_Objective_. Reproduce all entries word for word.

_Supplied information_.
%%
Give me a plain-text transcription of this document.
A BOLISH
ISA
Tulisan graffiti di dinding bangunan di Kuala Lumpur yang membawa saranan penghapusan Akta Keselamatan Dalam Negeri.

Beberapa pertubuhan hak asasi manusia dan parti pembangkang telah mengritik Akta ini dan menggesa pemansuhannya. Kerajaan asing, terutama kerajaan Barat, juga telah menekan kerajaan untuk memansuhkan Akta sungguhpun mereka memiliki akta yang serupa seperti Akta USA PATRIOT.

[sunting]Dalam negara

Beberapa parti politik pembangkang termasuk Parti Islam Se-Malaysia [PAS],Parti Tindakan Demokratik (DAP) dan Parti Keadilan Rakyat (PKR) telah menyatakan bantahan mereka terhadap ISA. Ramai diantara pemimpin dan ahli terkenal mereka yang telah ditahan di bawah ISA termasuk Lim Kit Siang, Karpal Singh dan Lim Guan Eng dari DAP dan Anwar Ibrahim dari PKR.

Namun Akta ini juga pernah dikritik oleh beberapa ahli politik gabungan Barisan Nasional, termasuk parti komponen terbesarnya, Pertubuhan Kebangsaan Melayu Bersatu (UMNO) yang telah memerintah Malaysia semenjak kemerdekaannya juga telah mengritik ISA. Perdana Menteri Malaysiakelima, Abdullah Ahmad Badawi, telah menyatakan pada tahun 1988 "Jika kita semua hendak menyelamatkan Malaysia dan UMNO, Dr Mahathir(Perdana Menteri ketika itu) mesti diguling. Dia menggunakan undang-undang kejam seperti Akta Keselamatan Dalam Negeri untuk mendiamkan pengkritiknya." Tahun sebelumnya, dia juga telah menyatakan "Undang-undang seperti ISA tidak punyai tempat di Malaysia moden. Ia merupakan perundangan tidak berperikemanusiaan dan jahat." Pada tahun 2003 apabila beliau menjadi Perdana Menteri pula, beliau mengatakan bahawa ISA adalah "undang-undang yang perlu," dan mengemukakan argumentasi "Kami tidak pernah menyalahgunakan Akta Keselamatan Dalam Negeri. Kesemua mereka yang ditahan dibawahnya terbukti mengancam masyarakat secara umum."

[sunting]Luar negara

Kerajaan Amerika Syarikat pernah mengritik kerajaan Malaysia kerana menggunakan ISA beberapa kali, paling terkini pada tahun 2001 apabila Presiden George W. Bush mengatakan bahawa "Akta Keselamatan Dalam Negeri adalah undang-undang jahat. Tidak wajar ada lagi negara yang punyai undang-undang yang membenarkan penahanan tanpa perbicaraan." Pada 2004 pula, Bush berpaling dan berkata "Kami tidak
%%
_Exercise result_.
Give me a plain-text transcription of this document.
A BOLISH
ISA
Tulisan graffiti di dinding bangunan di Kuala Lumpur yang membawa saranan penghapusan Akta Keselamatan Dalam Negeri.

Beberapa pertubuhan hak asasi manusia dan parti pembangkang telah mengritik Akta ini dan menggesa pemansuhannya. Kerajaan asing, terutama kerajaan Barat, juga telah menekan kerajaan untuk memansuhkan Akta sungguhpun mereka memiliki akta yang serupa seperti Akta USA PATRIOT.

[sunting]Dalam negara

Beberapa parti politik pembangkang termasuk Parti Islam Se-Malaysia [PAS],Parti Tindakan Demokratik (DAP) dan Parti Keadilan Rakyat (PKR) telah menyatakan bantahan mereka terhadap ISA. Ramai diantara pemimpin dan ahli terkenal mereka yang telah ditahan di bawah ISA termasuk Lim Kit Siang, Karpal Singh dan Lim Guan Eng dari DAP dan Anwar Ibrahim dari PKR.

Namun Akta ini juga pernah dikritik oleh beberapa ahli politik gabungan Barisan Nasional, termasuk parti komponen terbesarnya, Pertubuhan Kebangsaan Melayu Bersatu (UMNO) yang telah memerintah Malaysia semenjak kemerdekaannya juga telah mengritik ISA. Perdana Menteri Malaysiakelima, Abdullah Ahmad Badawi, telah menyatakan pada tahun 1988 "Jika kita semua hendak menyelamatkan Malaysia dan UMNO, Dr Mahathir(Perdana Menteri ketika itu) mesti diguling. Dia menggunakan undang-undang kejam seperti Akta Keselamatan Dalam Negeri untuk mendiamkan pengkritiknya." Tahun sebelumnya, dia juga telah menyatakan "Undang-undang seperti ISA tidak punyai tempat di Malaysia moden. Ia merupakan perundangan tidak berperikemanusiaan dan jahat." Pada tahun 2003 apabila beliau menjadi Perdana Menteri pula, beliau mengatakan bahawa ISA adalah "undang-undang yang perlu," dan mengemukakan argumentasi "Kami tidak pernah menyalahgunakan Akta Keselamatan Dalam Negeri. Kesemua mereka yang ditahan dibawahnya terbukti mengancam masyarakat secara umum."

[sunting]Luar negara

Kerajaan Amerika Syarikat pernah mengritik kerajaan Malaysia kerana menggunakan ISA beberapa kali, paling terkini pada tahun 2001 apabila Presiden George W. Bush mengatakan bahawa "Akta Keselamatan Dalam Negeri adalah undang-undang jahat. Tidak wajar ada lagi negara yang punyai undang-undang yang membenarkan penahanan tanpa perbicaraan." Pada 2004 pula, Bush berpaling dan berkata "Kami tidak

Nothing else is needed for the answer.